Saved entries:
--

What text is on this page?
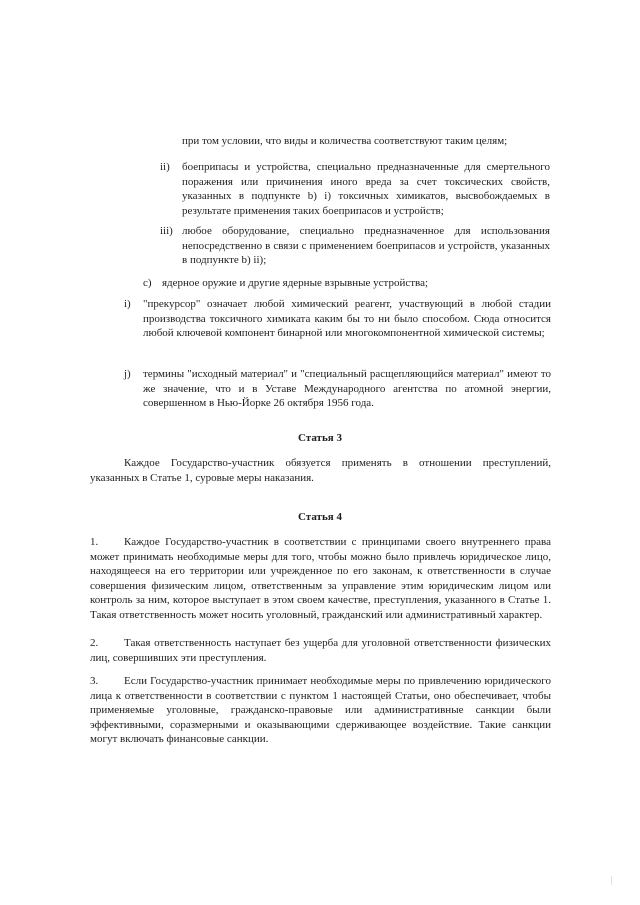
при том условии, что виды и количества соответствуют таким целям;

ii) боеприпасы и устройства, специально предназначенные для смертельного поражения или причинения иного вреда за счет токсических свойств, указанных в подпункте b) i) токсичных химикатов, высвобождаемых в результате применения таких боеприпасов и устройств;

iii) любое оборудование, специально предназначенное для использования непосредственно в связи с применением боеприпасов и устройств, указанных в подпункте b) ii);

c) ядерное оружие и другие ядерные взрывные устройства;

i) "прекурсор" означает любой химический реагент, участвующий в любой стадии производства токсичного химиката каким бы то ни было способом. Сюда относится любой ключевой компонент бинарной или многокомпонентной химической системы;

j) термины "исходный материал" и "специальный расщепляющийся материал" имеют то же значение, что и в Уставе Международного агентства по атомной энергии, совершенном в Нью-Йорке 26 октября 1956 года.

Статья 3

Каждое Государство-участник обязуется применять в отношении преступлений, указанных в Статье 1, суровые меры наказания.

Статья 4
1.	Каждое Государство-участник в соответствии с принципами своего внутреннего права может принимать необходимые меры для того, чтобы можно было привлечь юридическое лицо, находящееся на его территории или учрежденное по его законам, к ответственности в случае совершения физическим лицом, ответственным за управление этим юридическим лицом или контроль за ним, которое выступает в этом своем качестве, преступления, указанного в Статье 1. Такая ответственность может носить уголовный, гражданский или административный характер.

2.	Такая ответственность наступает без ущерба для уголовной ответственности физических лиц, совершивших эти преступления.

3.	Если Государство-участник принимает необходимые меры по привлечению юридического лица к ответственности в соответствии с пунктом 1 настоящей Статьи, оно обеспечивает, чтобы применяемые уголовные, гражданско-правовые или административные санкции были эффективными, соразмерными и оказывающими сдерживающее воздействие. Такие санкции могут включать финансовые санкции.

--

[Do this] Read the lines above. Gather those in which the string "устройства" is found.

[Task result]
ii) боеприпасы и устройства, специально предназначенные для смертельного поражения или причинения иного вреда за счет токсических свойств, указанных в подпункте b) i) токсичных химикатов, высвобождаемых в результате применения таких боеприпасов и устройств;
c) ядерное оружие и другие ядерные взрывные устройства;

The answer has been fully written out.